Show every line in the records below that contains the word "한양대학교".

● **Dataset content**
BEGIN

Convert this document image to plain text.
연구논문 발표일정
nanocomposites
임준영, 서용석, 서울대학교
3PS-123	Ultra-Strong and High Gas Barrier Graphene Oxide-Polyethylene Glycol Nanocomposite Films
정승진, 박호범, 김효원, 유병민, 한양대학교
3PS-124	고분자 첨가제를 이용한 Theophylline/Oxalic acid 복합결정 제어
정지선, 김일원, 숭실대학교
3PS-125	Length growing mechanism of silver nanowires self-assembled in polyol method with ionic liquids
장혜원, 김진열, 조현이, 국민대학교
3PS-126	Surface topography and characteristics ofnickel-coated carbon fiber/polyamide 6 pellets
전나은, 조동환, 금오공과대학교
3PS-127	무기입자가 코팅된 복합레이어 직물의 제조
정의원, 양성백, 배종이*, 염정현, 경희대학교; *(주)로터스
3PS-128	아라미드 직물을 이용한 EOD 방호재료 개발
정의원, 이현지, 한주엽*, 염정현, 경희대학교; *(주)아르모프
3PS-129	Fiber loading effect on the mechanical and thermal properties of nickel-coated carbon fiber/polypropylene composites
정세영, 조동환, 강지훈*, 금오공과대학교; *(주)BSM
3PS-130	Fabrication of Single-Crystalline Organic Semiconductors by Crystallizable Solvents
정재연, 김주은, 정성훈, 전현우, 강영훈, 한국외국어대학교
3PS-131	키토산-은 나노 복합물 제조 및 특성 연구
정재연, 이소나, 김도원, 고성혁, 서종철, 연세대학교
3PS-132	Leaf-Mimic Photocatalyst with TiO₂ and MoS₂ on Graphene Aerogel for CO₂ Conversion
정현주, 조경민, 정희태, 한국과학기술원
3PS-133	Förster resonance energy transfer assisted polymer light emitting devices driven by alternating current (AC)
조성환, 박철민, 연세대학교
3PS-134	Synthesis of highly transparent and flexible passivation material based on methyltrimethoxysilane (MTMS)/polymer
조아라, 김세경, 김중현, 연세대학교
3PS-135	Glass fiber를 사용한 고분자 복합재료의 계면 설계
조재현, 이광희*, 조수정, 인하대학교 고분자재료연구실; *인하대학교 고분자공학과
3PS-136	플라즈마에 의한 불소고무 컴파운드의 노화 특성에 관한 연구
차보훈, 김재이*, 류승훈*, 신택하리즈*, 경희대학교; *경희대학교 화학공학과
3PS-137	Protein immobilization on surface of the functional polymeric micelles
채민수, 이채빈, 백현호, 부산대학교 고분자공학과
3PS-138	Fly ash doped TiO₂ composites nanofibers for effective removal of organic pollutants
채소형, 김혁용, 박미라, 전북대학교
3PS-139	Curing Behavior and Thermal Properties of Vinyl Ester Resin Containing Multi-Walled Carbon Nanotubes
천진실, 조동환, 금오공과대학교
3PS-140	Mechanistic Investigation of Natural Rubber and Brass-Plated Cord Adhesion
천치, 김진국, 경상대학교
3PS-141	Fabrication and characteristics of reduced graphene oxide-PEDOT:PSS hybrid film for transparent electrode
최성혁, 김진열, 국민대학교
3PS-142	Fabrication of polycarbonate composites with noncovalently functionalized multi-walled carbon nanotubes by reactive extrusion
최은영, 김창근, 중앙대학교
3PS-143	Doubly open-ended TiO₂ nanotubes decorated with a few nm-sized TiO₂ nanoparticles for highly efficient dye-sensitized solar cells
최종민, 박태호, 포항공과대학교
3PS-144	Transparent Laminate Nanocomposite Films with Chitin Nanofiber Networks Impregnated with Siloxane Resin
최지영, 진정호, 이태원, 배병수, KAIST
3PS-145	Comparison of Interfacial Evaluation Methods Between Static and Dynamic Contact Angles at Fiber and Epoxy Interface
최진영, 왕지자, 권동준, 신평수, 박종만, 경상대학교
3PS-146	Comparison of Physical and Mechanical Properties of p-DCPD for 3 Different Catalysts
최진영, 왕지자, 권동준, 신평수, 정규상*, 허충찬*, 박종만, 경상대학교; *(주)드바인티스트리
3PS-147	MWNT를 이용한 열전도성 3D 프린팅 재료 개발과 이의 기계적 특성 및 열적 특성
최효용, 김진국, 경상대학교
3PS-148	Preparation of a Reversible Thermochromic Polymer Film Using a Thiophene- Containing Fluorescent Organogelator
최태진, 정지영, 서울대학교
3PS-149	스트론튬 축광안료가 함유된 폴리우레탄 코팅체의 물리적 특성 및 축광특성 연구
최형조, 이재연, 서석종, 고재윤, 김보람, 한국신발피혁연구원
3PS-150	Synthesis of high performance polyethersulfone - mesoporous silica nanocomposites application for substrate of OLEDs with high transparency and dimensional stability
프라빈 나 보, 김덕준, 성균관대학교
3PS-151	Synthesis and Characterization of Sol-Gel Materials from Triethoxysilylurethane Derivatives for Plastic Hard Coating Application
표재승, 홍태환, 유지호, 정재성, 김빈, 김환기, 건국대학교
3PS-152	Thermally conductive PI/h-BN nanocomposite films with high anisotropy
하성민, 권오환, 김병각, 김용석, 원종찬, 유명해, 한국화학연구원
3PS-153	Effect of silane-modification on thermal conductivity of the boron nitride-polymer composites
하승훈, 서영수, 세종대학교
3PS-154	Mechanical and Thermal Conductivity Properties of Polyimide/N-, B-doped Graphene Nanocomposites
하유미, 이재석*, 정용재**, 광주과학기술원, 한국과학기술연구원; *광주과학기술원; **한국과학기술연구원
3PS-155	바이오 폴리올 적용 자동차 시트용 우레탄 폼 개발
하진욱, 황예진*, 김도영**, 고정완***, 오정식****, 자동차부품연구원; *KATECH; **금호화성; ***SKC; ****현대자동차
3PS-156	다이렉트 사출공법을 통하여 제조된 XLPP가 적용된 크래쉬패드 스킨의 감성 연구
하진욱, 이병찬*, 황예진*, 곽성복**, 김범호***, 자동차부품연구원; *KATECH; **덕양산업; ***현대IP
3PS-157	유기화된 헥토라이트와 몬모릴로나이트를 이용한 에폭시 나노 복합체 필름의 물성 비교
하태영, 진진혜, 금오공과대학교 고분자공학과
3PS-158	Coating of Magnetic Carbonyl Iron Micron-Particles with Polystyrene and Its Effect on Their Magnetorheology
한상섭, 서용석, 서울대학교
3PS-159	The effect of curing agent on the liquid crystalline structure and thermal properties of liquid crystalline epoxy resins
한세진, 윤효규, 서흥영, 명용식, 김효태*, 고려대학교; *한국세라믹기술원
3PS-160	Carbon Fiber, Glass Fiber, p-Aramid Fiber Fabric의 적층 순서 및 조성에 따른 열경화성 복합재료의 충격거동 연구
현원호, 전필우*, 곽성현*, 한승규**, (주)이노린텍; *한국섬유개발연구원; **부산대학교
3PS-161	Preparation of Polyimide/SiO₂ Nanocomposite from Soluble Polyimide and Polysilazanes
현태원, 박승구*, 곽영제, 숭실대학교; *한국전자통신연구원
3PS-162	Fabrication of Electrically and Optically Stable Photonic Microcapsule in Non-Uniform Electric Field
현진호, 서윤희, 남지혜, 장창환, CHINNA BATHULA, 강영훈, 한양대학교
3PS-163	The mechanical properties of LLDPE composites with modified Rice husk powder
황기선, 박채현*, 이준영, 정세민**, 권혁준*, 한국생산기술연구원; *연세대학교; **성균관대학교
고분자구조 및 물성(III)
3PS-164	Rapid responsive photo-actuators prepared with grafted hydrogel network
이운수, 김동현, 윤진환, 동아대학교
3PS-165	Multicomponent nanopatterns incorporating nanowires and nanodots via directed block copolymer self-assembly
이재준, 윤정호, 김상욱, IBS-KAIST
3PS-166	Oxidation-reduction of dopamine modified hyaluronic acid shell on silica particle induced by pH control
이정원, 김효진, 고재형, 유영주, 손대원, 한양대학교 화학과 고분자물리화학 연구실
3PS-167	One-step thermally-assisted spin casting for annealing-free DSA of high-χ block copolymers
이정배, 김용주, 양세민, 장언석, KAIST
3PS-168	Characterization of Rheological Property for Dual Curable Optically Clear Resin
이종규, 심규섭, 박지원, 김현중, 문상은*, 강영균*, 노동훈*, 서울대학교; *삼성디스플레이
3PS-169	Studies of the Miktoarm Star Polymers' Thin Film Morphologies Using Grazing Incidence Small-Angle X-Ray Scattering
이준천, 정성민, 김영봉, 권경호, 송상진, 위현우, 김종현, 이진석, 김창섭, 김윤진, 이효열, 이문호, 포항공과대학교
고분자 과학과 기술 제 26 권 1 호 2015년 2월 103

END

● **Written response**
정승진, 박호범, 김효원, 유병민, 한양대학교
현진호, 서윤희, 남지혜, 장창환, CHINNA BATHULA, 강영훈, 한양대학교
이정원, 김효진, 고재형, 유영주, 손대원, 한양대학교 화학과 고분자물리화학 연구실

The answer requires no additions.